▸ **Objective**: Print out the entries below with no edits.

▸ **Supplied data**:
------------------------

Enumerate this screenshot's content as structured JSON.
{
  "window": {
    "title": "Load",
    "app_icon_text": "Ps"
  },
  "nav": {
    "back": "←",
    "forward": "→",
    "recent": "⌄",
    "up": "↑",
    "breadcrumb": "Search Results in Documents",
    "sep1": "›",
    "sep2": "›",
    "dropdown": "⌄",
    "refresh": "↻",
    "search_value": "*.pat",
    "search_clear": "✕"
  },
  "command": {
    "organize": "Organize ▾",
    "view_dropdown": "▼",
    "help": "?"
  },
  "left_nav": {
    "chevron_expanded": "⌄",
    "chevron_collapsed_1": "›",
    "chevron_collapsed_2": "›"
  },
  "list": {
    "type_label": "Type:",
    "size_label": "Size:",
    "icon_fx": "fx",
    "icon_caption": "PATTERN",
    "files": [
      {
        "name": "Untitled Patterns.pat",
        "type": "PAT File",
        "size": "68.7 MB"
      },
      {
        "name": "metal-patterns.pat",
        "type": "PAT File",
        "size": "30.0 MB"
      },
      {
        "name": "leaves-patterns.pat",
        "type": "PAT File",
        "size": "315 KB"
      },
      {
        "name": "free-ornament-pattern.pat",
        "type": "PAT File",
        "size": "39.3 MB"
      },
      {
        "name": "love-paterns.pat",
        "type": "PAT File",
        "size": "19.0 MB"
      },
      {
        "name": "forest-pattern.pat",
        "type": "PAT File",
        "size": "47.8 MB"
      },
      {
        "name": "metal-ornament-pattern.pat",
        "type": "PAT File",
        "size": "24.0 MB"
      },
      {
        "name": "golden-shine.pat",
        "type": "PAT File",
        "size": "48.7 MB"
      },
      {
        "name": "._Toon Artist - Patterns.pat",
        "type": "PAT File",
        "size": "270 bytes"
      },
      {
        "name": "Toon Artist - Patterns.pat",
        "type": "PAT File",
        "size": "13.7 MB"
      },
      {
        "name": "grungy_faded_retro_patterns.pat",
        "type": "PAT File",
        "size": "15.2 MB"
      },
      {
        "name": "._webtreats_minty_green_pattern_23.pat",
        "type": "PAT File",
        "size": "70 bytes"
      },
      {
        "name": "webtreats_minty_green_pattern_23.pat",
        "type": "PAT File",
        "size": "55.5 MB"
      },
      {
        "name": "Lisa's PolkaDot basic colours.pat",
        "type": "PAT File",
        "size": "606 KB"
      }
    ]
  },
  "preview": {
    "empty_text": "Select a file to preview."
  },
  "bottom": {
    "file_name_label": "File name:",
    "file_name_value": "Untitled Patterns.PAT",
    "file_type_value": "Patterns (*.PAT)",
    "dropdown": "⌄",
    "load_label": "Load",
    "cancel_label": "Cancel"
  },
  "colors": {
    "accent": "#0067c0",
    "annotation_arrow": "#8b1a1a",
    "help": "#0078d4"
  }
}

------------------------

▸ **In response**:
Enumerate this screenshot's content as structured JSON.
{
  "window": {
    "title": "Load",
    "app_icon_text": "Ps"
  },
  "nav": {
    "back": "←",
    "forward": "→",
    "recent": "⌄",
    "up": "↑",
    "breadcrumb": "Search Results in Documents",
    "sep1": "›",
    "sep2": "›",
    "dropdown": "⌄",
    "refresh": "↻",
    "search_value": "*.pat",
    "search_clear": "✕"
  },
  "command": {
    "organize": "Organize ▾",
    "view_dropdown": "▼",
    "help": "?"
  },
  "left_nav": {
    "chevron_expanded": "⌄",
    "chevron_collapsed_1": "›",
    "chevron_collapsed_2": "›"
  },
  "list": {
    "type_label": "Type:",
    "size_label": "Size:",
    "icon_fx": "fx",
    "icon_caption": "PATTERN",
    "files": [
      {
        "name": "Untitled Patterns.pat",
        "type": "PAT File",
        "size": "68.7 MB"
      },
      {
        "name": "metal-patterns.pat",
        "type": "PAT File",
        "size": "30.0 MB"
      },
      {
        "name": "leaves-patterns.pat",
        "type": "PAT File",
        "size": "315 KB"
      },
      {
        "name": "free-ornament-pattern.pat",
        "type": "PAT File",
        "size": "39.3 MB"
      },
      {
        "name": "love-paterns.pat",
        "type": "PAT File",
        "size": "19.0 MB"
      },
      {
        "name": "forest-pattern.pat",
        "type": "PAT File",
        "size": "47.8 MB"
      },
      {
        "name": "metal-ornament-pattern.pat",
        "type": "PAT File",
        "size": "24.0 MB"
      },
      {
        "name": "golden-shine.pat",
        "type": "PAT File",
        "size": "48.7 MB"
      },
      {
        "name": "._Toon Artist - Patterns.pat",
        "type": "PAT File",
        "size": "270 bytes"
      },
      {
        "name": "Toon Artist - Patterns.pat",
        "type": "PAT File",
        "size": "13.7 MB"
      },
      {
        "name": "grungy_faded_retro_patterns.pat",
        "type": "PAT File",
        "size": "15.2 MB"
      },
      {
        "name": "._webtreats_minty_green_pattern_23.pat",
        "type": "PAT File",
        "size": "70 bytes"
      },
      {
        "name": "webtreats_minty_green_pattern_23.pat",
        "type": "PAT File",
        "size": "55.5 MB"
      },
      {
        "name": "Lisa's PolkaDot basic colours.pat",
        "type": "PAT File",
        "size": "606 KB"
      }
    ]
  },
  "preview": {
    "empty_text": "Select a file to preview."
  },
  "bottom": {
    "file_name_label": "File name:",
    "file_name_value": "Untitled Patterns.PAT",
    "file_type_value": "Patterns (*.PAT)",
    "dropdown": "⌄",
    "load_label": "Load",
    "cancel_label": "Cancel"
  },
  "colors": {
    "accent": "#0067c0",
    "annotation_arrow": "#8b1a1a",
    "help": "#0078d4"
  }
}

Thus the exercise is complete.